● Task to complete: Work through the following lines and count those that hold the word "onset". Reply with that number only.

● Material provided:
···
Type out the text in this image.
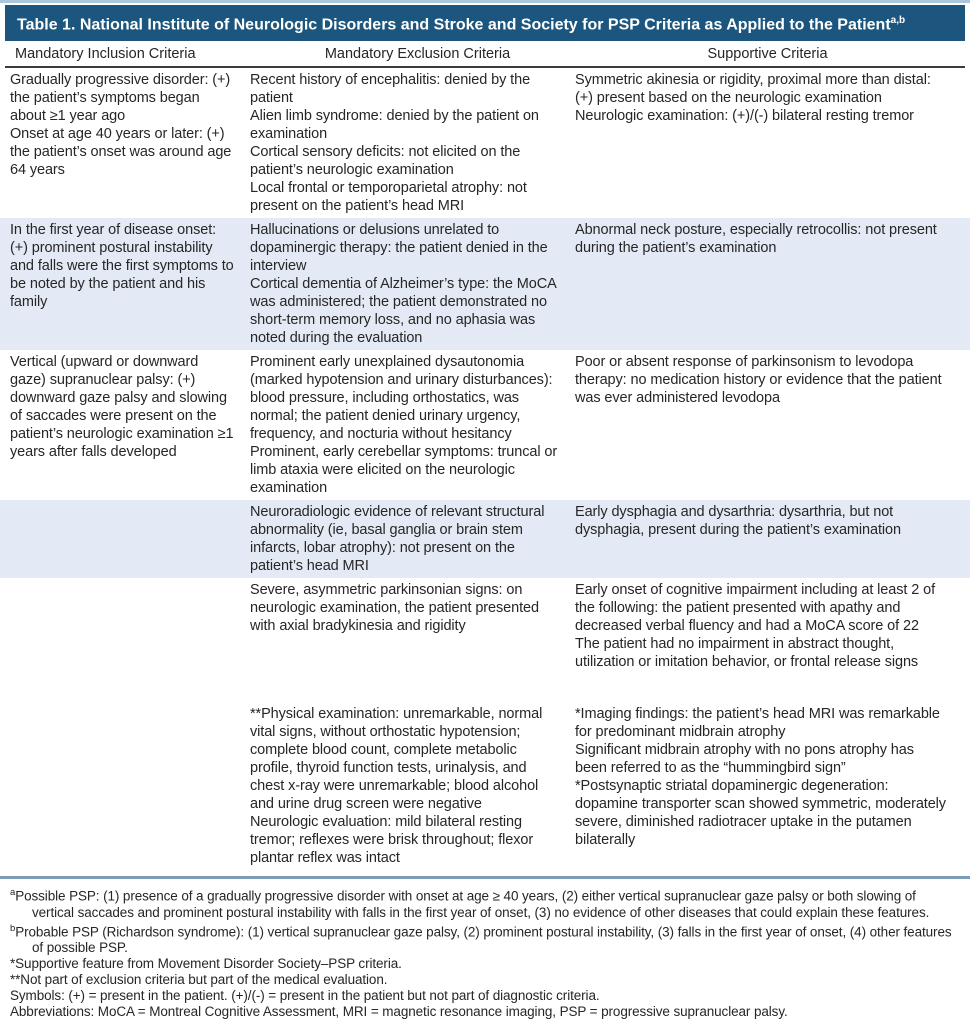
Table 1. National Institute of Neurologic Disorders and Stroke and Society for PSP Criteria as Applied to the Patient$^{a,b}$
Mandatory Inclusion Criteria	Mandatory Exclusion Criteria	Supportive Criteria
Gradually progressive disorder: (+) the patient’s symptoms began about ≥1 year ago
Onset at age 40 years or later: (+) the patient’s onset was around age 64 years
Recent history of encephalitis: denied by the patient
Alien limb syndrome: denied by the patient on examination
Cortical sensory deficits: not elicited on the patient’s neurologic examination
Local frontal or temporoparietal atrophy: not present on the patient’s head MRI
Symmetric akinesia or rigidity, proximal more than distal: (+) present based on the neurologic examination
Neurologic examination: (+)/(-) bilateral resting tremor
In the first year of disease onset: (+) prominent postural instability and falls were the first symptoms to be noted by the patient and his family
Hallucinations or delusions unrelated to dopaminergic therapy: the patient denied in the interview
Cortical dementia of Alzheimer’s type: the MoCA was administered; the patient demonstrated no short-term memory loss, and no aphasia was noted during the evaluation
Abnormal neck posture, especially retrocollis: not present during the patient’s examination
Vertical (upward or downward gaze) supranuclear palsy: (+) downward gaze palsy and slowing of saccades were present on the patient’s neurologic examination ≥1 years after falls developed
Prominent early unexplained dysautonomia (marked hypotension and urinary disturbances): blood pressure, including orthostatics, was normal; the patient denied urinary urgency, frequency, and nocturia without hesitancy
Prominent, early cerebellar symptoms: truncal or limb ataxia were elicited on the neurologic examination
Poor or absent response of parkinsonism to levodopa therapy: no medication history or evidence that the patient was ever administered levodopa
Neuroradiologic evidence of relevant structural abnormality (ie, basal ganglia or brain stem infarcts, lobar atrophy): not present on the patient’s head MRI
Early dysphagia and dysarthria: dysarthria, but not dysphagia, present during the patient’s examination
Severe, asymmetric parkinsonian signs: on neurologic examination, the patient presented with axial bradykinesia and rigidity
Early onset of cognitive impairment including at least 2 of the following: the patient presented with apathy and decreased verbal fluency and had a MoCA score of 22
The patient had no impairment in abstract thought, utilization or imitation behavior, or frontal release signs
**Physical examination: unremarkable, normal vital signs, without orthostatic hypotension; complete blood count, complete metabolic profile, thyroid function tests, urinalysis, and chest x-ray were unremarkable; blood alcohol and urine drug screen were negative
Neurologic evaluation: mild bilateral resting tremor; reflexes were brisk throughout; flexor plantar reflex was intact
*Imaging findings: the patient’s head MRI was remarkable for predominant midbrain atrophy
Significant midbrain atrophy with no pons atrophy has been referred to as the “hummingbird sign”
*Postsynaptic striatal dopaminergic degeneration: dopamine transporter scan showed symmetric, moderately severe, diminished radiotracer uptake in the putamen bilaterally
$^a$Possible PSP: (1) presence of a gradually progressive disorder with onset at age ≥ 40 years, (2) either vertical supranuclear gaze palsy or both slowing of vertical saccades and prominent postural instability with falls in the first year of onset, (3) no evidence of other diseases that could explain these features.
$^b$Probable PSP (Richardson syndrome): (1) vertical supranuclear gaze palsy, (2) prominent postural instability, (3) falls in the first year of onset, (4) other features of possible PSP.
*Supportive feature from Movement Disorder Society–PSP criteria.
**Not part of exclusion criteria but part of the medical evaluation.
Symbols: (+) = present in the patient. (+)/(-) = present in the patient but not part of diagnostic criteria.
Abbreviations: MoCA = Montreal Cognitive Assessment, MRI = magnetic resonance imaging, PSP = progressive supranuclear palsy.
···
● Exercise solution: 5